== Data provided
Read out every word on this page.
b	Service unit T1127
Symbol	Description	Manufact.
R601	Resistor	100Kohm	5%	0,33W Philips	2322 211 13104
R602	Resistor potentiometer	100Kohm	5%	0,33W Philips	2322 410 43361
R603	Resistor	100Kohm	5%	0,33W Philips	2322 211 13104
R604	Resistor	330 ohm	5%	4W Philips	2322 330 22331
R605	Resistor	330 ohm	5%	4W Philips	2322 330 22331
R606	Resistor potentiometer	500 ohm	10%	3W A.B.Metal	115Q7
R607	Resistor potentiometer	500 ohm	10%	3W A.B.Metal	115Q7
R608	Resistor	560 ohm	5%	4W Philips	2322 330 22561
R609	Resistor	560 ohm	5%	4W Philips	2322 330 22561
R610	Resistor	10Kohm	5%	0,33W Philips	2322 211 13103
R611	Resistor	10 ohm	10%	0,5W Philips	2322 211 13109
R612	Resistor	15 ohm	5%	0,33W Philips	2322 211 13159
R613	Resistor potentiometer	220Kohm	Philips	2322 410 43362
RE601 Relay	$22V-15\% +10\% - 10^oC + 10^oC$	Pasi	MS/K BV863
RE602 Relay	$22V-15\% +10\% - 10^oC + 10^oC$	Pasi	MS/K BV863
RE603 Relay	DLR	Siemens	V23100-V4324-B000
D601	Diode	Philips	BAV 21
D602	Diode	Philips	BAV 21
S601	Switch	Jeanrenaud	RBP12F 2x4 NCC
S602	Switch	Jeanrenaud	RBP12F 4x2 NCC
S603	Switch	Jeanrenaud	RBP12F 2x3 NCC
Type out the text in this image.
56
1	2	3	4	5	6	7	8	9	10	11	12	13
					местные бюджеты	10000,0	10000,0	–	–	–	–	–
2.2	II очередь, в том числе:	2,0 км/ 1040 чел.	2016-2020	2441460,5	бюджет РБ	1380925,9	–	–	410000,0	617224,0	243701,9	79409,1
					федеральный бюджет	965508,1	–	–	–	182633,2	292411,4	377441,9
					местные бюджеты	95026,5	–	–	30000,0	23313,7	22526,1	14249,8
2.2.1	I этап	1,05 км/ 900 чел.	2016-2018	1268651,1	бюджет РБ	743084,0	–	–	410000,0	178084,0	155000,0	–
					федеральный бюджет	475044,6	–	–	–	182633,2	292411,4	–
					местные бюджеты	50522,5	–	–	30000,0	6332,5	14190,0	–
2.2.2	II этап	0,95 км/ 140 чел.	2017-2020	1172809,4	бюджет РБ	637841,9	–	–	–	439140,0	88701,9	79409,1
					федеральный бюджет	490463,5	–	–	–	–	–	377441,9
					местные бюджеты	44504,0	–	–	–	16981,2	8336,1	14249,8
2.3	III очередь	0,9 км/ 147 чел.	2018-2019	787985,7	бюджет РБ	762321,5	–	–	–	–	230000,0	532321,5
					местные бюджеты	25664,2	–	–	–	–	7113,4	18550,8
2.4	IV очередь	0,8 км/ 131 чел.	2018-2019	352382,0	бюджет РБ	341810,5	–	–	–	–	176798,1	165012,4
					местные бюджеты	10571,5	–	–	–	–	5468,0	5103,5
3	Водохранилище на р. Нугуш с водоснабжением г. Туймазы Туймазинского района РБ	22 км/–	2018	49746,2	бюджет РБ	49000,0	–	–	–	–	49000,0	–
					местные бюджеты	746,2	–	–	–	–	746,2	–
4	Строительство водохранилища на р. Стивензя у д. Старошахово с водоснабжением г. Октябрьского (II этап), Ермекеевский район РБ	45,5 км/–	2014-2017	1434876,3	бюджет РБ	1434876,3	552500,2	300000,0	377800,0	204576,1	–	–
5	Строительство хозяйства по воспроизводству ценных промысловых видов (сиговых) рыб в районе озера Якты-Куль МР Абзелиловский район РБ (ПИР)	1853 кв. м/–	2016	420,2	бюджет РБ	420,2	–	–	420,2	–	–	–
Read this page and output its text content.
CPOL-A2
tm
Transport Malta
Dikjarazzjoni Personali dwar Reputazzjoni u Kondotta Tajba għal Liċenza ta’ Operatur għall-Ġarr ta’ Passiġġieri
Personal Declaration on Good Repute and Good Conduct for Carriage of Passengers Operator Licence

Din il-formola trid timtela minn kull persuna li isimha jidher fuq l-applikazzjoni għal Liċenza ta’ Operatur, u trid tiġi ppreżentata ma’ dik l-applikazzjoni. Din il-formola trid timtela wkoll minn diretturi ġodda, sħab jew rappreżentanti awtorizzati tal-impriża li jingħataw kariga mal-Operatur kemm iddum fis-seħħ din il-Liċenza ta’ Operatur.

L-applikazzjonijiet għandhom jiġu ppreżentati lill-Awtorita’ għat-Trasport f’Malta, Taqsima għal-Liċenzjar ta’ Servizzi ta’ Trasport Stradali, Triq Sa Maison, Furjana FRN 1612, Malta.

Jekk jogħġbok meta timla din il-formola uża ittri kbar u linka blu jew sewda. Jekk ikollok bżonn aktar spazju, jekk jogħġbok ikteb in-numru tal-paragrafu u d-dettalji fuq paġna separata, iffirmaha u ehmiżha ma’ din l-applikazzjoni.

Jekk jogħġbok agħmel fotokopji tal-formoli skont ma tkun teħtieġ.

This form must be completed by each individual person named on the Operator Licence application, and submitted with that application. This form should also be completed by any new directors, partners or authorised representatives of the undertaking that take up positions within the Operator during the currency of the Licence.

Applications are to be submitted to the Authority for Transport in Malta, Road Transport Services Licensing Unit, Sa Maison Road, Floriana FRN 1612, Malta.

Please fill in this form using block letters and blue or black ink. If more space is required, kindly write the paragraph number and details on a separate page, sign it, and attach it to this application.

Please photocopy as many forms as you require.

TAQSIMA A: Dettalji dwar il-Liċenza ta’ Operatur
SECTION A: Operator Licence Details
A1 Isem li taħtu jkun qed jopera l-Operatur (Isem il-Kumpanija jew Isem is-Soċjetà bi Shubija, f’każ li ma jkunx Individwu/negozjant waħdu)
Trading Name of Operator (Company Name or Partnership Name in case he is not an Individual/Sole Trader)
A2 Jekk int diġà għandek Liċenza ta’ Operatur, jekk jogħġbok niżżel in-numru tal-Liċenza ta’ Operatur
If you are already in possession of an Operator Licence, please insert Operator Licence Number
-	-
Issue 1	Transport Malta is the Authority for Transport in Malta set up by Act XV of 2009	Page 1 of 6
====
What the exercise asks.
The word "очередь" may occur in lines of the records. Report how many such lines there are, giving only the number.

Full answer.
3